The SNCF BB 16000 are a class of 25 kV 50 Hz AC electric locomotives produced by MTE. They are the AC version of the BB 9200.

Description 
This class of 62 locomotives was ordered in 1958 in order to equip the north east network with high speed locomotives capable of running at  under 25 kV-50 Hz single-phase catenary.
They are part of the large family of locomotives nicknamed BB Jacquemin, of which the BB 9200 were the first versions produced for 1.5 kV direct current operation, and developed using the results of speed tests carried out on the prototype series BB 9001-9002 and BB 9003–9004.

During the development of the BB 16000, test runs at  were carried out to check the behavior of the AM 11 single-arm pantographs.

Design 
The electrical power equipment is directly derived from the first machines using Jacquemin concepts, the BB 12000: 25kV / 15kV auto-transformer, auxiliary transformer and traction transformer, rectifiers with ignitrons, later replaced by silicon diodes, and smoothing chokes, shunt resistors on the inductors of the 4 traction motors, and Arno three-phase converter to supply hotel power. The interesting improvement concerns the replacement of the mechanical camshaft controllers, as used on the BB 12000s, by Jeumont-Heidmann servomotors. The first 34 BB 16000s had provisional support for the AM 11 single-arm pantograph, similar to that fitted to BB 9400, except that the insulators are different for a single-phase machine. From BB 16035, the new reinforced support was installed, as used by BB 16500.

BB 16001 to 51 were delivered with a body similar to the first 21 BB 9200 locomotives, with short louvres. From BB 16052 the louvres were lengthened. There were some minor differences between the two sub-series, concerning the weight and the electrical equipment.

#### Requirement
From the passage on the SNCF BB 16000 locomotives, reproduce everything from "BB 16001 to" down to "the electrical equipment.".

#### Excerpted data
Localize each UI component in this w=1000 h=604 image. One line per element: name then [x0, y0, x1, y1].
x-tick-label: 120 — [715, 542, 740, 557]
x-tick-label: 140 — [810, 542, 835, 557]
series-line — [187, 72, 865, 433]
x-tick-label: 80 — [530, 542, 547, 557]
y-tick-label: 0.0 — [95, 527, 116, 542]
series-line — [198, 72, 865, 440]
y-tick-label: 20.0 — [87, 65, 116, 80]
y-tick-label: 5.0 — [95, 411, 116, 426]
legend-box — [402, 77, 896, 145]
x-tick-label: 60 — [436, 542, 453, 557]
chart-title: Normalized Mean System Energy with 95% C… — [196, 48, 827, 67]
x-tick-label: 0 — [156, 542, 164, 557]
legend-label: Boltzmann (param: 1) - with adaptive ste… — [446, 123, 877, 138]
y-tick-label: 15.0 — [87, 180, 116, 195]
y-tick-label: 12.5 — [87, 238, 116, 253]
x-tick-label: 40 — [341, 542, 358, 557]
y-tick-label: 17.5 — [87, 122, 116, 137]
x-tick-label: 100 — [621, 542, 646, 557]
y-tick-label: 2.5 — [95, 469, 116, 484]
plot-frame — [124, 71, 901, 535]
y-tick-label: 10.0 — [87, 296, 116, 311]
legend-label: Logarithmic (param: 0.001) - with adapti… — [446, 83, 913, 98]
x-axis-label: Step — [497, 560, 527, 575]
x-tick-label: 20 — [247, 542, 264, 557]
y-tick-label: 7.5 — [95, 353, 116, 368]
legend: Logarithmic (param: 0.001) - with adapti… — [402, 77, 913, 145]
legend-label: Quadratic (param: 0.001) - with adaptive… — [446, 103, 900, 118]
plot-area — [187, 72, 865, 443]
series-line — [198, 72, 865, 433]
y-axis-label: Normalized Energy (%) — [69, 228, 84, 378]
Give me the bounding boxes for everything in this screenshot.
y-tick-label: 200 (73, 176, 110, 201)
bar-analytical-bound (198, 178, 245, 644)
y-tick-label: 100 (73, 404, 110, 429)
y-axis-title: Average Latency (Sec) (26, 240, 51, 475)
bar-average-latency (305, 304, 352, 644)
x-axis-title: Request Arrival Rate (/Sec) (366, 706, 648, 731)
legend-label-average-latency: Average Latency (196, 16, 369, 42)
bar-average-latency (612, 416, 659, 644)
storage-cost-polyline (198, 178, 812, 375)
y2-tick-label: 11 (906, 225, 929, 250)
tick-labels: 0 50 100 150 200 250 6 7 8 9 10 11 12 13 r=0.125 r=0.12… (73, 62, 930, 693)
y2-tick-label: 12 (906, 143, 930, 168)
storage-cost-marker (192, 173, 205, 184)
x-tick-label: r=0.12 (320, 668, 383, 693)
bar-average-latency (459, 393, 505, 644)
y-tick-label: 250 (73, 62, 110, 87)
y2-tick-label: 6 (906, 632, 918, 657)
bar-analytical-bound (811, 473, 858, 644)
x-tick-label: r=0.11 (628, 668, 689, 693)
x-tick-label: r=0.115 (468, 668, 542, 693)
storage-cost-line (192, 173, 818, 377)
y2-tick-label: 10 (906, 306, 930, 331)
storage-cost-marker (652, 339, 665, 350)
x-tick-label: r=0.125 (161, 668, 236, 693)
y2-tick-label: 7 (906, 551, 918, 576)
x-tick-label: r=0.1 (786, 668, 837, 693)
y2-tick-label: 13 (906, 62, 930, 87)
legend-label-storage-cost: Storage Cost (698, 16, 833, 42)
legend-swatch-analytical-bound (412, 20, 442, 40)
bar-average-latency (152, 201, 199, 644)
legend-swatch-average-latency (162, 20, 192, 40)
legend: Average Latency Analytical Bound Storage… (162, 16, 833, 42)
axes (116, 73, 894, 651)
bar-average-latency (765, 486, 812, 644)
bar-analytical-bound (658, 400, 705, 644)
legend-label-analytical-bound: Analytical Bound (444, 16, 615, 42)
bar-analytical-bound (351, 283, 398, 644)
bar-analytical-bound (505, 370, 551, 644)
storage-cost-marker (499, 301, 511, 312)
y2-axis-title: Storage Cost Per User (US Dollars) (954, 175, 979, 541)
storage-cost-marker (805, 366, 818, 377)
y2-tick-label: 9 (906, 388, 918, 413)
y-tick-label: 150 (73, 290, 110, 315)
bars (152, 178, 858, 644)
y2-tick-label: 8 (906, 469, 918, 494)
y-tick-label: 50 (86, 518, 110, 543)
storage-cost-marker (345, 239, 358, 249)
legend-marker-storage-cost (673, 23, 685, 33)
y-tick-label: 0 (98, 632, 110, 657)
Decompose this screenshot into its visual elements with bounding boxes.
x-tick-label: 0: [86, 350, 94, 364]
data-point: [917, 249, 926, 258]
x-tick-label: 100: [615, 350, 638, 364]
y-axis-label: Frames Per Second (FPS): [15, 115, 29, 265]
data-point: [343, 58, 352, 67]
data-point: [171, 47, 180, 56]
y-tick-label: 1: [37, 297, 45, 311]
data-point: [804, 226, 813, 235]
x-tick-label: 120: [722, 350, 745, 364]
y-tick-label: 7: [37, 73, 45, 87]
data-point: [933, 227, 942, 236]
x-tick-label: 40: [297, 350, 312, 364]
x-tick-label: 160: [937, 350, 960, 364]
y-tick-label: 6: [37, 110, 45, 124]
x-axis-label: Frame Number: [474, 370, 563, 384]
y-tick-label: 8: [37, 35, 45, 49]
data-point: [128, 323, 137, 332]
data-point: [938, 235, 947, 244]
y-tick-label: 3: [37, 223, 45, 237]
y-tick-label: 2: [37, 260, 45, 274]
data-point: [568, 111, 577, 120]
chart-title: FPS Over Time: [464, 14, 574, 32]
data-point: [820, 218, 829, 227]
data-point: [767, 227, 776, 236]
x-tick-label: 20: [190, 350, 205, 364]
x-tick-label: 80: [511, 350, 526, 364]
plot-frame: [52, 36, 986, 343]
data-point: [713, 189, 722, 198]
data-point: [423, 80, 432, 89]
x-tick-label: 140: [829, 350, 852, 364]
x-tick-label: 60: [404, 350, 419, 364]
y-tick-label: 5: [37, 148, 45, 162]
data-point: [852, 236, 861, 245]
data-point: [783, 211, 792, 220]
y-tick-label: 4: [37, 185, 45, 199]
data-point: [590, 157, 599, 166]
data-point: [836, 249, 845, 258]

#### Result for this exercise
BB 16001 to 51 were delivered with a body similar to the first 21 BB 9200 locomotives, with short louvres. From BB 16052 the louvres were lengthened. There were some minor differences between the two sub-series, concerning the weight and the electrical equipment.